> **Do this**
Reproduce the listing verbatim.

> **Records for the task**
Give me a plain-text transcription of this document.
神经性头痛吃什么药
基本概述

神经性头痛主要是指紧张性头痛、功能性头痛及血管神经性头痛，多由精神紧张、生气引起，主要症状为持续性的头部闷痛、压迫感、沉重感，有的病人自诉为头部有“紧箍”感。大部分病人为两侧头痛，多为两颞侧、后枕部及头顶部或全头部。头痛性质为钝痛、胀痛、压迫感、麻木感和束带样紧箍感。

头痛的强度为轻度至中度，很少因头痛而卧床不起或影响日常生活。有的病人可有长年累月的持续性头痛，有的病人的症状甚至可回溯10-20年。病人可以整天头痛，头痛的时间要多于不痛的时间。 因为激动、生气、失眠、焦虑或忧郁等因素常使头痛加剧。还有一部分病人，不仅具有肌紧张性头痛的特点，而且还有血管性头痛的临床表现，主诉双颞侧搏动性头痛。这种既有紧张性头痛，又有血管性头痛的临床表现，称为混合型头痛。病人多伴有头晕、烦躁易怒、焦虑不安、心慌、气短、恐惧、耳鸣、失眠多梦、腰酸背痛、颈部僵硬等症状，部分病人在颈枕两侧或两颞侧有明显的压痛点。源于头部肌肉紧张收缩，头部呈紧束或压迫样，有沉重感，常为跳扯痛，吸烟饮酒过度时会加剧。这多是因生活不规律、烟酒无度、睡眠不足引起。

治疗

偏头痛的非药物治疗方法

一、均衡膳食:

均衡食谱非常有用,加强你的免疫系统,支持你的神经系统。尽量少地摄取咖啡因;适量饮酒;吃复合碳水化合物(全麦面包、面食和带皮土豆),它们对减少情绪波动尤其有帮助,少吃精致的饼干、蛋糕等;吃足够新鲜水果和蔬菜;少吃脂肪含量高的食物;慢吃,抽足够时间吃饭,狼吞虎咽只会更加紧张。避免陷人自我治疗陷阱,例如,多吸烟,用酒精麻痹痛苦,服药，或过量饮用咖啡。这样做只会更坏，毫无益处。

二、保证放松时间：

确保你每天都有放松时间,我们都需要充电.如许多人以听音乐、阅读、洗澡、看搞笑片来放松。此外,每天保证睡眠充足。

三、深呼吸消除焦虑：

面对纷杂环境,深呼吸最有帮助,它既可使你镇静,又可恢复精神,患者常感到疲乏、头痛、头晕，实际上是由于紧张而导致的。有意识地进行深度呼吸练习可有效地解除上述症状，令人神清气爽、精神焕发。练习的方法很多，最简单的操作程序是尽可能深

> **Result of this task**
Give me a plain-text transcription of this document.
神经性头痛吃什么药
基本概述

神经性头痛主要是指紧张性头痛、功能性头痛及血管神经性头痛，多由精神紧张、生气引起，主要症状为持续性的头部闷痛、压迫感、沉重感，有的病人自诉为头部有“紧箍”感。大部分病人为两侧头痛，多为两颞侧、后枕部及头顶部或全头部。头痛性质为钝痛、胀痛、压迫感、麻木感和束带样紧箍感。

头痛的强度为轻度至中度，很少因头痛而卧床不起或影响日常生活。有的病人可有长年累月的持续性头痛，有的病人的症状甚至可回溯10-20年。病人可以整天头痛，头痛的时间要多于不痛的时间。 因为激动、生气、失眠、焦虑或忧郁等因素常使头痛加剧。还有一部分病人，不仅具有肌紧张性头痛的特点，而且还有血管性头痛的临床表现，主诉双颞侧搏动性头痛。这种既有紧张性头痛，又有血管性头痛的临床表现，称为混合型头痛。病人多伴有头晕、烦躁易怒、焦虑不安、心慌、气短、恐惧、耳鸣、失眠多梦、腰酸背痛、颈部僵硬等症状，部分病人在颈枕两侧或两颞侧有明显的压痛点。源于头部肌肉紧张收缩，头部呈紧束或压迫样，有沉重感，常为跳扯痛，吸烟饮酒过度时会加剧。这多是因生活不规律、烟酒无度、睡眠不足引起。

治疗

偏头痛的非药物治疗方法

一、均衡膳食:

均衡食谱非常有用,加强你的免疫系统,支持你的神经系统。尽量少地摄取咖啡因;适量饮酒;吃复合碳水化合物(全麦面包、面食和带皮土豆),它们对减少情绪波动尤其有帮助,少吃精致的饼干、蛋糕等;吃足够新鲜水果和蔬菜;少吃脂肪含量高的食物;慢吃,抽足够时间吃饭,狼吞虎咽只会更加紧张。避免陷人自我治疗陷阱,例如,多吸烟,用酒精麻痹痛苦,服药，或过量饮用咖啡。这样做只会更坏，毫无益处。

二、保证放松时间：

确保你每天都有放松时间,我们都需要充电.如许多人以听音乐、阅读、洗澡、看搞笑片来放松。此外,每天保证睡眠充足。

三、深呼吸消除焦虑：

面对纷杂环境,深呼吸最有帮助,它既可使你镇静,又可恢复精神,患者常感到疲乏、头痛、头晕，实际上是由于紧张而导致的。有意识地进行深度呼吸练习可有效地解除上述症状，令人神清气爽、精神焕发。练习的方法很多，最简单的操作程序是尽可能深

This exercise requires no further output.